Exercise task:
Every record should be written out exactly, with the pictures left out.

Records for this task:
##############################

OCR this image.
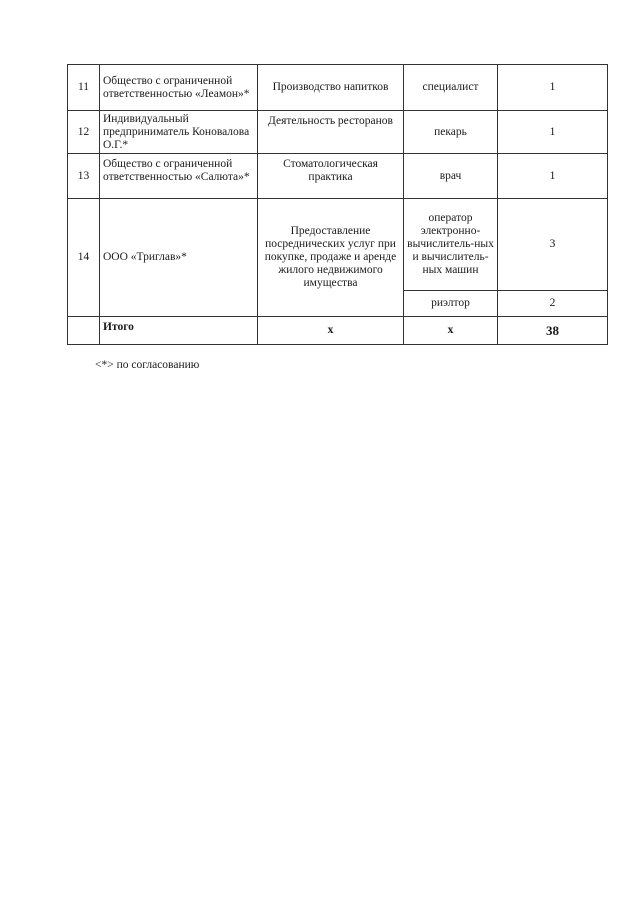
11	Общество с ограниченной ответственностью «Леамон»*	Производство напитков	специалист	1
12	Индивидуальный предприниматель Коновалова О.Г.*	Деятельность ресторанов	пекарь	1
13	Общество с ограниченной ответственностью «Салюта»*	Стоматологическая практика	врач	1
14	ООО «Триглав»*	Предоставление посреднических услуг при покупке, продаже и аренде жилого недвижимого имущества	оператор электронно-вычислитель-ных и вычислитель-ных машин	3
			риэлтор	2
	Итого	х	х	38
<*> по согласованию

##############################

Expected output:
OCR this image.
11	Общество с ограниченной ответственностью «Леамон»*	Производство напитков	специалист	1
12	Индивидуальный предприниматель Коновалова О.Г.*	Деятельность ресторанов	пекарь	1
13	Общество с ограниченной ответственностью «Салюта»*	Стоматологическая практика	врач	1
14	ООО «Триглав»*	Предоставление посреднических услуг при покупке, продаже и аренде жилого недвижимого имущества	оператор электронно-вычислитель-ных и вычислитель-ных машин	3
			риэлтор	2
	Итого	х	х	38
<*> по согласованию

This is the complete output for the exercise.